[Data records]
•••••

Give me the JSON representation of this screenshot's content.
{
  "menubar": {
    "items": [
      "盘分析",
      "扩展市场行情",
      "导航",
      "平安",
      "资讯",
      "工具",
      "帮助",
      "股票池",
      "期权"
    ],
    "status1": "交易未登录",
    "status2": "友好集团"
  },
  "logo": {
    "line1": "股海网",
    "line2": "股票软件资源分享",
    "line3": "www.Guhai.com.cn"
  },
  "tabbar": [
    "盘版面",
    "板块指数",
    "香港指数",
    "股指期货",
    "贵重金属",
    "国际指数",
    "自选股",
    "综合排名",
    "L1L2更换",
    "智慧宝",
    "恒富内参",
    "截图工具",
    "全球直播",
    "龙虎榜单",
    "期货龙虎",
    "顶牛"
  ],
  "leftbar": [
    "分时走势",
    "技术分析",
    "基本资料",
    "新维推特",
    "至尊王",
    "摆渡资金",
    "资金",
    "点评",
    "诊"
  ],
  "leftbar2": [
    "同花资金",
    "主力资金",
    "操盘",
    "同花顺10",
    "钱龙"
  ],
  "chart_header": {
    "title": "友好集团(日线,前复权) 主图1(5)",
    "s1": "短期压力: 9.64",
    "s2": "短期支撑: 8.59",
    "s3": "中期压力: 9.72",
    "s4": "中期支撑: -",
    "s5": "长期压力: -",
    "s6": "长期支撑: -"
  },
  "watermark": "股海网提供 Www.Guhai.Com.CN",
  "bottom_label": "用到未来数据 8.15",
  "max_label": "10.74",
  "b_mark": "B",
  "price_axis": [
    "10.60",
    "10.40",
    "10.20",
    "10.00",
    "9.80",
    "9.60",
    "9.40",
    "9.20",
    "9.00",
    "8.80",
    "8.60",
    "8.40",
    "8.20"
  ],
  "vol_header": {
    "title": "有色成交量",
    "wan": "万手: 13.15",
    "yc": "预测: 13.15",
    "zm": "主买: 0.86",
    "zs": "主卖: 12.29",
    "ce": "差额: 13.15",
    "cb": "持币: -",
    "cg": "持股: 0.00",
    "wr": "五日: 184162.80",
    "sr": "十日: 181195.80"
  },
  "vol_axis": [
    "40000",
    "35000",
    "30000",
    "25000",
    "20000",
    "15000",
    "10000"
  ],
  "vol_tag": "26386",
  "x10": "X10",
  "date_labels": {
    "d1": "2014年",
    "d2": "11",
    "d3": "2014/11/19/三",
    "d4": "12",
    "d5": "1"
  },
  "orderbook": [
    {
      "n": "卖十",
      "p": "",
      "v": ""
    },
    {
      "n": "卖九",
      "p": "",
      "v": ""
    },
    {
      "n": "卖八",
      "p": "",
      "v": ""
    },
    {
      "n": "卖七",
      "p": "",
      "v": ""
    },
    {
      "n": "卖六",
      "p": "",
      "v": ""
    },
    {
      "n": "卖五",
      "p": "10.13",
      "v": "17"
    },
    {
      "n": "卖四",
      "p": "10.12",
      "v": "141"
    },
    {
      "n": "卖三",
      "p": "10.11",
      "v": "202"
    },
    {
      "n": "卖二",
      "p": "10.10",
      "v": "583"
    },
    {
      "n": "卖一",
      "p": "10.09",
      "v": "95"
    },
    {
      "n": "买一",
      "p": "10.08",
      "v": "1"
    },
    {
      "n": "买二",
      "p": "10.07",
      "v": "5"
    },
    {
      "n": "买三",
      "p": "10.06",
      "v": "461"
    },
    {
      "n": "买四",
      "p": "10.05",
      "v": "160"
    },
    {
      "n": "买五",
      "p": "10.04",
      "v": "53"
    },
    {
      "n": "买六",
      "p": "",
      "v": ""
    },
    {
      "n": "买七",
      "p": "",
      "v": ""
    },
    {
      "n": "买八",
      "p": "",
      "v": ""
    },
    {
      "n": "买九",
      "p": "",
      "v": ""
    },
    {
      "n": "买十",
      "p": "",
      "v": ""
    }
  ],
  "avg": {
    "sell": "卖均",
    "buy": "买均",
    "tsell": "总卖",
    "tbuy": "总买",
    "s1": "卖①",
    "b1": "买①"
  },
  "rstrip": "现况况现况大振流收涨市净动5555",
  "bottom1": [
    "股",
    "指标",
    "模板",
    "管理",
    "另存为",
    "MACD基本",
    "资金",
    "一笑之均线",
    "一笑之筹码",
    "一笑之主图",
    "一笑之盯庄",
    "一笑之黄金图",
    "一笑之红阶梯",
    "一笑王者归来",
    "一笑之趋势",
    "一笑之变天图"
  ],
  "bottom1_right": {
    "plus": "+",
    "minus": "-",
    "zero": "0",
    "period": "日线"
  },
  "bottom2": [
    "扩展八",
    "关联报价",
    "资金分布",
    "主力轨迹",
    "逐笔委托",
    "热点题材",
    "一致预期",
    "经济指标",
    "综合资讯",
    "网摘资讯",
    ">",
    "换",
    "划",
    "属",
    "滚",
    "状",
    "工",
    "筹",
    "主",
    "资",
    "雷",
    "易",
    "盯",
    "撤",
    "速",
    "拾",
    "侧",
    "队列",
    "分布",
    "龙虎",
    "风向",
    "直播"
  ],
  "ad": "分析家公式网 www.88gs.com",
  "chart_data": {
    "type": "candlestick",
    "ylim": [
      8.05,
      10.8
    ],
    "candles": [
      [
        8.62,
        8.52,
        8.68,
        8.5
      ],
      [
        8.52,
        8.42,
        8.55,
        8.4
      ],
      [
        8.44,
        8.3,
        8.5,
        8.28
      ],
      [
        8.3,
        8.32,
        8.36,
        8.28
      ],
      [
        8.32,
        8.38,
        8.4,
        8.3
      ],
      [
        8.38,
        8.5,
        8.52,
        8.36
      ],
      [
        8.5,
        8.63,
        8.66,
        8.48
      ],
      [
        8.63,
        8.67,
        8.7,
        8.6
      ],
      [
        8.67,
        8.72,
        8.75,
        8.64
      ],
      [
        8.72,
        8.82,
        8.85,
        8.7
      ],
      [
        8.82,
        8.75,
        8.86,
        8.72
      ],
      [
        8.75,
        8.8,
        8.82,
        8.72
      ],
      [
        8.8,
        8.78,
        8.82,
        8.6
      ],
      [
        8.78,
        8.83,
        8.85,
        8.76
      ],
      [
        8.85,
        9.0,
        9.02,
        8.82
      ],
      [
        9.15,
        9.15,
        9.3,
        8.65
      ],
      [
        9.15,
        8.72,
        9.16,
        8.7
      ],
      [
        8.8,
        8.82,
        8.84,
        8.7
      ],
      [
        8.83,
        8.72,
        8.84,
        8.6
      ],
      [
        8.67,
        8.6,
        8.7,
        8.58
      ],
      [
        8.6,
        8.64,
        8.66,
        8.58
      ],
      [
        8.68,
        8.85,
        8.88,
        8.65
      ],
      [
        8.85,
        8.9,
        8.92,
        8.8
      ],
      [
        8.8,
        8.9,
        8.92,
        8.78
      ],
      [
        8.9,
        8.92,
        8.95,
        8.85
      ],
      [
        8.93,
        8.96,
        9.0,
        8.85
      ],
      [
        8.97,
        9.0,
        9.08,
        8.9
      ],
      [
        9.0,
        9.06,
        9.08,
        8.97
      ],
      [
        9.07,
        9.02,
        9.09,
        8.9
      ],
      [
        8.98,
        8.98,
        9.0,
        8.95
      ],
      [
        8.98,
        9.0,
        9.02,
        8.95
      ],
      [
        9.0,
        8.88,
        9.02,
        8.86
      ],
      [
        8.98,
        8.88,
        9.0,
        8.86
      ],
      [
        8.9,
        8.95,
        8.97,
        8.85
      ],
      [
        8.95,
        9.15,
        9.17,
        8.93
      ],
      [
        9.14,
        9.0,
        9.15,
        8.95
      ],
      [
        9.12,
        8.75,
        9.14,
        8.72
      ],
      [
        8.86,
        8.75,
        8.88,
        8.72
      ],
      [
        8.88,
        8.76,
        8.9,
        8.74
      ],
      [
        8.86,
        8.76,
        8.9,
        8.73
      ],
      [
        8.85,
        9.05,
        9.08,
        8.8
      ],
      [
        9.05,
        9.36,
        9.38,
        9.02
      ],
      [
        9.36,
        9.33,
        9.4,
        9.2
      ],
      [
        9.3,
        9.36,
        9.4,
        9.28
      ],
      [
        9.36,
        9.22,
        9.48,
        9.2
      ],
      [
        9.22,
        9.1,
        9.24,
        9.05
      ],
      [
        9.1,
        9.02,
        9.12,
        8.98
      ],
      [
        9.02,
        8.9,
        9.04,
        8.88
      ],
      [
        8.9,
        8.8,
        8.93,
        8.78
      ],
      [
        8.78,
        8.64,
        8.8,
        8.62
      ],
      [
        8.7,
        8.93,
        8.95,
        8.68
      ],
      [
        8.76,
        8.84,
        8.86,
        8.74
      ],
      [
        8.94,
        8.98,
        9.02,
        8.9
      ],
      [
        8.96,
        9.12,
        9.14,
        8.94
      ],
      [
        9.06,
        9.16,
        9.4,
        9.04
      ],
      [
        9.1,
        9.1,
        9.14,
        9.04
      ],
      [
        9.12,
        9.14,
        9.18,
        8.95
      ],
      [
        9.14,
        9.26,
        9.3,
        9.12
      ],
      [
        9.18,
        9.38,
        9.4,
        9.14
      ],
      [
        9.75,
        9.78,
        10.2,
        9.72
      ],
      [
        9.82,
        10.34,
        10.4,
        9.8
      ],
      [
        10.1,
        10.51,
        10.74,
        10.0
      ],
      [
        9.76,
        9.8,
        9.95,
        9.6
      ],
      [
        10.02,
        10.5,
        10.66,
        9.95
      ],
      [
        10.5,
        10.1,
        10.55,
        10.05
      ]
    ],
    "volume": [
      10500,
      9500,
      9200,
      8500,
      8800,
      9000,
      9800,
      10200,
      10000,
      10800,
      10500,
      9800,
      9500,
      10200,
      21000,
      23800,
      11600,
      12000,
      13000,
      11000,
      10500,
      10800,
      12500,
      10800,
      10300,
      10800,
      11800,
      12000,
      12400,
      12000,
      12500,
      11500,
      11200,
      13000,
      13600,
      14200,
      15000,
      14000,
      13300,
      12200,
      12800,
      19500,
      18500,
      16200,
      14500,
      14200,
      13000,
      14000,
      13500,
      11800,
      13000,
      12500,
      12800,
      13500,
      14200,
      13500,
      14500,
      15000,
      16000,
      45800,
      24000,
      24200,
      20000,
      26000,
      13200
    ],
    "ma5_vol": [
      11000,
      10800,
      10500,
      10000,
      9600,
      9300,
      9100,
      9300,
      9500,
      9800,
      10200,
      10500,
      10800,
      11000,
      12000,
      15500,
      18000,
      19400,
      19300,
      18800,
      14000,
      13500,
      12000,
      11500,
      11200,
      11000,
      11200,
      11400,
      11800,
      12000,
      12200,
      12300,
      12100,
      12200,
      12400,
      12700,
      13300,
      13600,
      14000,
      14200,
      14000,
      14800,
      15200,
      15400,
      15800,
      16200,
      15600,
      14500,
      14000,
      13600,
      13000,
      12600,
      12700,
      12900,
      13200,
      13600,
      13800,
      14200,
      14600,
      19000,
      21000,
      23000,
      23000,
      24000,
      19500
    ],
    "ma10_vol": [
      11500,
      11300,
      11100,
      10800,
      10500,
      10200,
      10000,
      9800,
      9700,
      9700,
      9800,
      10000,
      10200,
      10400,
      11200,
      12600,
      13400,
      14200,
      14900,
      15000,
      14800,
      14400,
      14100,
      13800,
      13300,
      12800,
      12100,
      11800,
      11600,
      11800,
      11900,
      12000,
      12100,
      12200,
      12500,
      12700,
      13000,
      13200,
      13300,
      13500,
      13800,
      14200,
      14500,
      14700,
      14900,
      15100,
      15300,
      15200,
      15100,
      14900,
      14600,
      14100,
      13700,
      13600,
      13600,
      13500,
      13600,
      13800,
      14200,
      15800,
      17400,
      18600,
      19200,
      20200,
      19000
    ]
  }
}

•••••

Exercise directions. Sift the material for lines with the string "Guhai". Copy each one found.

Exercise solution.
    "line3": "www.Guhai.com.cn"
  "watermark": "股海网提供 Www.Guhai.Com.CN",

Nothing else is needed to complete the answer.